⟨

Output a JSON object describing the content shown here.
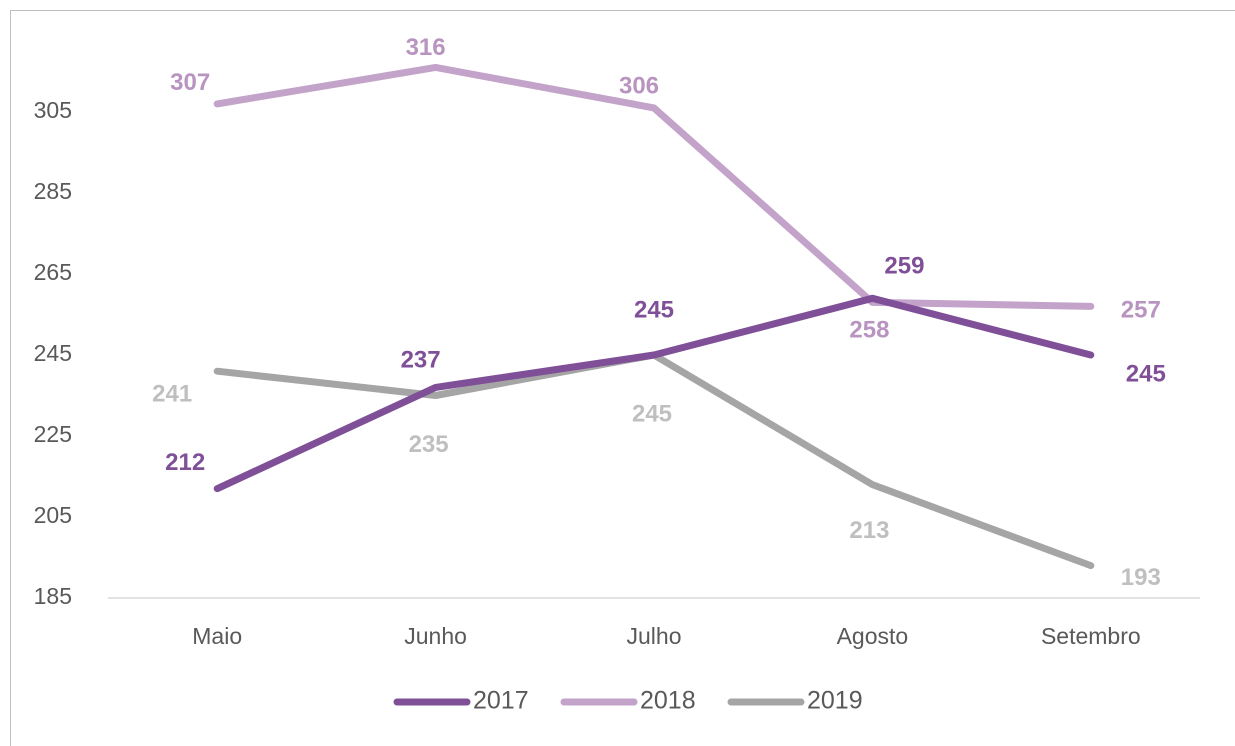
{
  "chart_data": {
    "type": "line",
    "categories": [
      "Maio",
      "Junho",
      "Julho",
      "Agosto",
      "Setembro"
    ],
    "series": [
      {
        "name": "2017",
        "color": "#7f4f97",
        "label_color": "#7f4f97",
        "values": [
          212,
          237,
          245,
          259,
          245
        ]
      },
      {
        "name": "2018",
        "color": "#c3a3c9",
        "label_color": "#b994c0",
        "values": [
          307,
          316,
          306,
          258,
          257
        ]
      },
      {
        "name": "2019",
        "color": "#a5a5a5",
        "label_color": "#bfbfbf",
        "values": [
          241,
          235,
          245,
          213,
          193
        ]
      }
    ],
    "ylim": [
      185,
      325
    ],
    "yticks": [
      185,
      205,
      225,
      245,
      265,
      285,
      305
    ],
    "grid": false,
    "legend": "bottom"
  }
}
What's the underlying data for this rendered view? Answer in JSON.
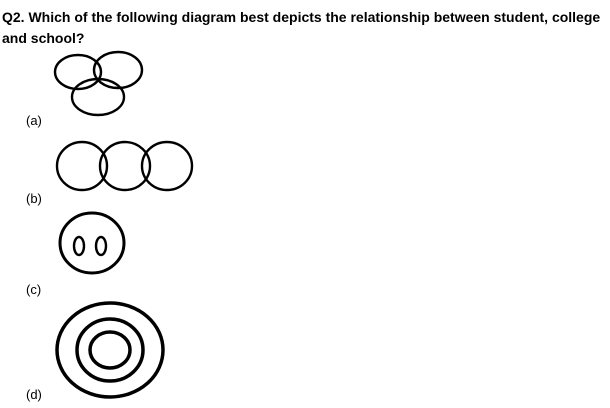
{
  "question": {
    "text": "Q2. Which of the following diagram best depicts the relationship between student, college and school?"
  },
  "options": [
    {
      "label": "(a)",
      "diagram": "three-overlapping-circles-triangle"
    },
    {
      "label": "(b)",
      "diagram": "three-overlapping-circles-row"
    },
    {
      "label": "(c)",
      "diagram": "two-small-ovals-inside-large-oval"
    },
    {
      "label": "(d)",
      "diagram": "concentric-circles"
    }
  ],
  "colors": {
    "text": "#000000",
    "stroke": "#000000",
    "background": "#ffffff"
  }
}
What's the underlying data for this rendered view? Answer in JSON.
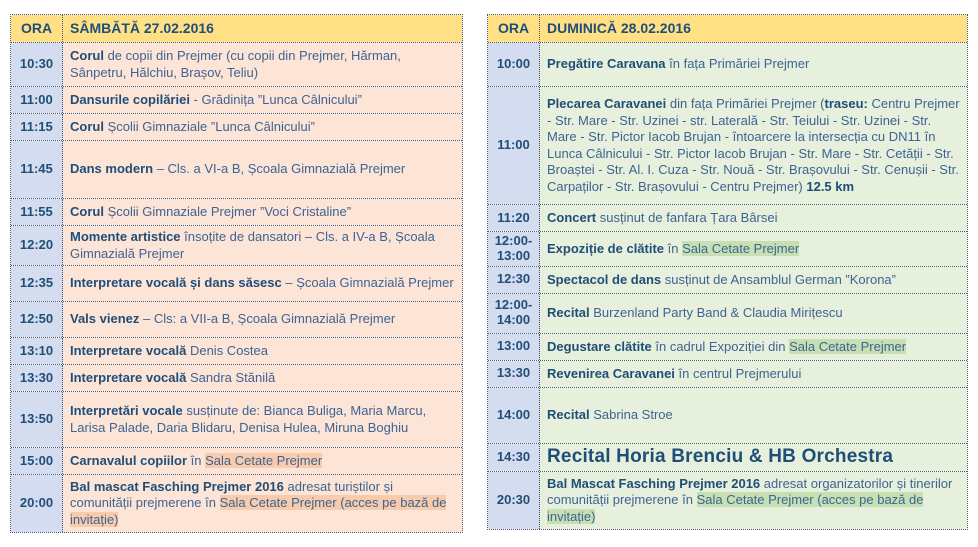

⟩

Extract every line from the records above that contains the word "circles".

## Result for this exercise
      "diagram": "three-overlapping-circles-triangle"
      "diagram": "three-overlapping-circles-row"
      "diagram": "concentric-circles"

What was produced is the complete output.